- **Task**:
Copy every one of the rows below line for line, keeping each character as it stands.

── Supplied records ──

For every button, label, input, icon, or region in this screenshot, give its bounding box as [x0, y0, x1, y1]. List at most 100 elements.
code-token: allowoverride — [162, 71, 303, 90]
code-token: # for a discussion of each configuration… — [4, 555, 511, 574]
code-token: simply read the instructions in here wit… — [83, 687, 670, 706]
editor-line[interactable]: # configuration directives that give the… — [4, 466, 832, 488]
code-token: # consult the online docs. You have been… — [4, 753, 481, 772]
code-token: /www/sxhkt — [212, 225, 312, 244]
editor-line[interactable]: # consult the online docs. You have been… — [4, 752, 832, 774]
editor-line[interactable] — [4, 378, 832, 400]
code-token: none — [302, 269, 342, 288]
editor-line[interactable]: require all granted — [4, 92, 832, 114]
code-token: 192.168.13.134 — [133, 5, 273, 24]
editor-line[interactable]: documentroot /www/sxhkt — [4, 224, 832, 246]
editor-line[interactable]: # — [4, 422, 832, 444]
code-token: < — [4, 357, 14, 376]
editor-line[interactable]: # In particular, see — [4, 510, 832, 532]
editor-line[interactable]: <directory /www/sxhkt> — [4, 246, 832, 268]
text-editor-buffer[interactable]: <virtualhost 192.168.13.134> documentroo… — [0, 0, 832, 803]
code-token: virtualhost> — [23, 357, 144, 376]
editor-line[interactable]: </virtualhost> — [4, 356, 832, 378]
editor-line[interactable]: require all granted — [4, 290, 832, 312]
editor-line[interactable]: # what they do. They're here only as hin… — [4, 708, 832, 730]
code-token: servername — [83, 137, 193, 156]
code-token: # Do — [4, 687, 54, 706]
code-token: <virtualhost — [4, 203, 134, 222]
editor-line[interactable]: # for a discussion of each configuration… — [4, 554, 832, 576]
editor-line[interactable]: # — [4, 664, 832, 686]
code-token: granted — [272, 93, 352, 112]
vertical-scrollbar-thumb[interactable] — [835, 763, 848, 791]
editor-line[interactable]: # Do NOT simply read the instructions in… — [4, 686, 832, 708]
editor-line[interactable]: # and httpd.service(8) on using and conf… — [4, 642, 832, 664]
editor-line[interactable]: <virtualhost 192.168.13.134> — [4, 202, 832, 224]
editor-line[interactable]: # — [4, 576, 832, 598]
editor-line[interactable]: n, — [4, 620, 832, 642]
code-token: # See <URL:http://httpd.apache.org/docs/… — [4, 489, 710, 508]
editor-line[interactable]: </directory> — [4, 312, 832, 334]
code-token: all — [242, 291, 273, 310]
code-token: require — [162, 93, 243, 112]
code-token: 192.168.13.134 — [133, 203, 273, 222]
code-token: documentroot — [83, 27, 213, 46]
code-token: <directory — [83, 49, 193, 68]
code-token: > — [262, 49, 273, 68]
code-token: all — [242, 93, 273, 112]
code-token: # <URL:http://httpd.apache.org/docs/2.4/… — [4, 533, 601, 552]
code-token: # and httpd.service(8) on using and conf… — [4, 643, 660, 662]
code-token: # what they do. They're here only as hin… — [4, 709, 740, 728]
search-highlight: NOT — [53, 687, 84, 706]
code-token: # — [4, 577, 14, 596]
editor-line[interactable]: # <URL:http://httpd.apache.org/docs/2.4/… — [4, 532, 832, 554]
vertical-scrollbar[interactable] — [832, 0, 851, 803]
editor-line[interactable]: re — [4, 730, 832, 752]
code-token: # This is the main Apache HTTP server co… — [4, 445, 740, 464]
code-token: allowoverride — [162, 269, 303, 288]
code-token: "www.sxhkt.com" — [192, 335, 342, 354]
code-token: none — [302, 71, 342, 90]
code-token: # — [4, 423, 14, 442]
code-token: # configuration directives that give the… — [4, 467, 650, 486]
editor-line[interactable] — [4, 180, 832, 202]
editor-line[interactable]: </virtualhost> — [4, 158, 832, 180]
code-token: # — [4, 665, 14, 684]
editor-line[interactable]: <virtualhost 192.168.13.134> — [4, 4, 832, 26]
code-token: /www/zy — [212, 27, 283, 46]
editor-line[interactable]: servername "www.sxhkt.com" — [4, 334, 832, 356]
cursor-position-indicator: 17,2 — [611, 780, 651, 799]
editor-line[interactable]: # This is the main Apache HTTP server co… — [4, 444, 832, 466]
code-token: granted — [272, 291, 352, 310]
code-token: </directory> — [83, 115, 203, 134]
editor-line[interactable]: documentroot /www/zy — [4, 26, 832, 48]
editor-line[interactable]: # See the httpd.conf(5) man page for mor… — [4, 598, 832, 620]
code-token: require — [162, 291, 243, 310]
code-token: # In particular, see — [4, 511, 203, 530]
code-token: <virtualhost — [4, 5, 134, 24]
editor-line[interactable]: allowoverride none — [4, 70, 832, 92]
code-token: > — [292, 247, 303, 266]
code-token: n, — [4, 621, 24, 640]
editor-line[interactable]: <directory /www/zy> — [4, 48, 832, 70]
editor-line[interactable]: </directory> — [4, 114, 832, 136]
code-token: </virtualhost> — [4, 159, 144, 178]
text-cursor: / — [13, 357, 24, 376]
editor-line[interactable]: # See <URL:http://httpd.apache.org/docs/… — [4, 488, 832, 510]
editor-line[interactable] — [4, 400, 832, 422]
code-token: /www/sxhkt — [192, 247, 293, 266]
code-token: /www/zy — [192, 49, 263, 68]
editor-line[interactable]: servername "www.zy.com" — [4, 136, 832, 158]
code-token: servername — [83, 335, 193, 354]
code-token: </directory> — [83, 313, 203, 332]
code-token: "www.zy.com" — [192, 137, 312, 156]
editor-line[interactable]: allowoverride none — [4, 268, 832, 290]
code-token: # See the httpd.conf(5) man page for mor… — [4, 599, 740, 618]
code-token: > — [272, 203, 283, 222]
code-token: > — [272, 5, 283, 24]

───

- **Task answer**:
For every button, label, input, icon, or region in this screenshot, give its bounding box as [x0, y0, x1, y1]. List at most 100 elements.
code-token: allowoverride — [162, 71, 303, 90]
code-token: # for a discussion of each configuration… — [4, 555, 511, 574]
code-token: simply read the instructions in here wit… — [83, 687, 670, 706]
editor-line[interactable]: # configuration directives that give the… — [4, 466, 832, 488]
code-token: # consult the online docs. You have been… — [4, 753, 481, 772]
code-token: /www/sxhkt — [212, 225, 312, 244]
editor-line[interactable]: # consult the online docs. You have been… — [4, 752, 832, 774]
editor-line[interactable] — [4, 378, 832, 400]
code-token: none — [302, 269, 342, 288]
editor-line[interactable]: require all granted — [4, 92, 832, 114]
code-token: 192.168.13.134 — [133, 5, 273, 24]
editor-line[interactable]: documentroot /www/sxhkt — [4, 224, 832, 246]
editor-line[interactable]: # — [4, 422, 832, 444]
code-token: < — [4, 357, 14, 376]
editor-line[interactable]: # In particular, see — [4, 510, 832, 532]
editor-line[interactable]: <directory /www/sxhkt> — [4, 246, 832, 268]
text-editor-buffer[interactable]: <virtualhost 192.168.13.134> documentroo… — [0, 0, 832, 803]
code-token: virtualhost> — [23, 357, 144, 376]
editor-line[interactable]: </virtualhost> — [4, 356, 832, 378]
editor-line[interactable]: require all granted — [4, 290, 832, 312]
editor-line[interactable]: # what they do. They're here only as hin… — [4, 708, 832, 730]
code-token: servername — [83, 137, 193, 156]
code-token: # Do — [4, 687, 54, 706]
code-token: <virtualhost — [4, 203, 134, 222]
editor-line[interactable]: # for a discussion of each configuration… — [4, 554, 832, 576]
editor-line[interactable]: # — [4, 664, 832, 686]
code-token: granted — [272, 93, 352, 112]
vertical-scrollbar-thumb[interactable] — [835, 763, 848, 791]
editor-line[interactable]: # Do NOT simply read the instructions in… — [4, 686, 832, 708]
editor-line[interactable]: # and httpd.service(8) on using and conf… — [4, 642, 832, 664]
editor-line[interactable]: <virtualhost 192.168.13.134> — [4, 202, 832, 224]
editor-line[interactable]: # — [4, 576, 832, 598]
editor-line[interactable]: n, — [4, 620, 832, 642]
code-token: # See <URL:http://httpd.apache.org/docs/… — [4, 489, 710, 508]
editor-line[interactable]: </directory> — [4, 312, 832, 334]
code-token: all — [242, 291, 273, 310]
code-token: require — [162, 93, 243, 112]
code-token: 192.168.13.134 — [133, 203, 273, 222]
code-token: documentroot — [83, 27, 213, 46]
code-token: <directory — [83, 49, 193, 68]
code-token: > — [262, 49, 273, 68]
code-token: all — [242, 93, 273, 112]
code-token: # <URL:http://httpd.apache.org/docs/2.4/… — [4, 533, 601, 552]
code-token: # and httpd.service(8) on using and conf… — [4, 643, 660, 662]
code-token: # what they do. They're here only as hin… — [4, 709, 740, 728]
search-highlight: NOT — [53, 687, 84, 706]
code-token: # — [4, 577, 14, 596]
editor-line[interactable]: # <URL:http://httpd.apache.org/docs/2.4/… — [4, 532, 832, 554]
vertical-scrollbar[interactable] — [832, 0, 851, 803]
editor-line[interactable]: re — [4, 730, 832, 752]
code-token: # This is the main Apache HTTP server co… — [4, 445, 740, 464]
code-token: allowoverride — [162, 269, 303, 288]
code-token: "www.sxhkt.com" — [192, 335, 342, 354]
code-token: none — [302, 71, 342, 90]
code-token: # — [4, 423, 14, 442]
code-token: # configuration directives that give the… — [4, 467, 650, 486]
editor-line[interactable] — [4, 180, 832, 202]
editor-line[interactable]: </virtualhost> — [4, 158, 832, 180]
code-token: # — [4, 665, 14, 684]
editor-line[interactable]: <virtualhost 192.168.13.134> — [4, 4, 832, 26]
code-token: /www/zy — [212, 27, 283, 46]
editor-line[interactable]: servername "www.sxhkt.com" — [4, 334, 832, 356]
cursor-position-indicator: 17,2 — [611, 780, 651, 799]
editor-line[interactable]: # This is the main Apache HTTP server co… — [4, 444, 832, 466]
code-token: granted — [272, 291, 352, 310]
code-token: </directory> — [83, 115, 203, 134]
editor-line[interactable]: documentroot /www/zy — [4, 26, 832, 48]
editor-line[interactable]: # See the httpd.conf(5) man page for mor… — [4, 598, 832, 620]
code-token: require — [162, 291, 243, 310]
code-token: # In particular, see — [4, 511, 203, 530]
code-token: <virtualhost — [4, 5, 134, 24]
editor-line[interactable]: allowoverride none — [4, 70, 832, 92]
code-token: > — [292, 247, 303, 266]
code-token: n, — [4, 621, 24, 640]
editor-line[interactable]: <directory /www/zy> — [4, 48, 832, 70]
editor-line[interactable]: </directory> — [4, 114, 832, 136]
code-token: </virtualhost> — [4, 159, 144, 178]
text-cursor: / — [13, 357, 24, 376]
editor-line[interactable]: # See <URL:http://httpd.apache.org/docs/… — [4, 488, 832, 510]
editor-line[interactable] — [4, 400, 832, 422]
code-token: /www/sxhkt — [192, 247, 293, 266]
code-token: /www/zy — [192, 49, 263, 68]
editor-line[interactable]: servername "www.zy.com" — [4, 136, 832, 158]
code-token: servername — [83, 335, 193, 354]
code-token: </directory> — [83, 313, 203, 332]
code-token: "www.zy.com" — [192, 137, 312, 156]
editor-line[interactable]: allowoverride none — [4, 268, 832, 290]
code-token: # See the httpd.conf(5) man page for mor… — [4, 599, 740, 618]
code-token: > — [272, 203, 283, 222]
code-token: > — [272, 5, 283, 24]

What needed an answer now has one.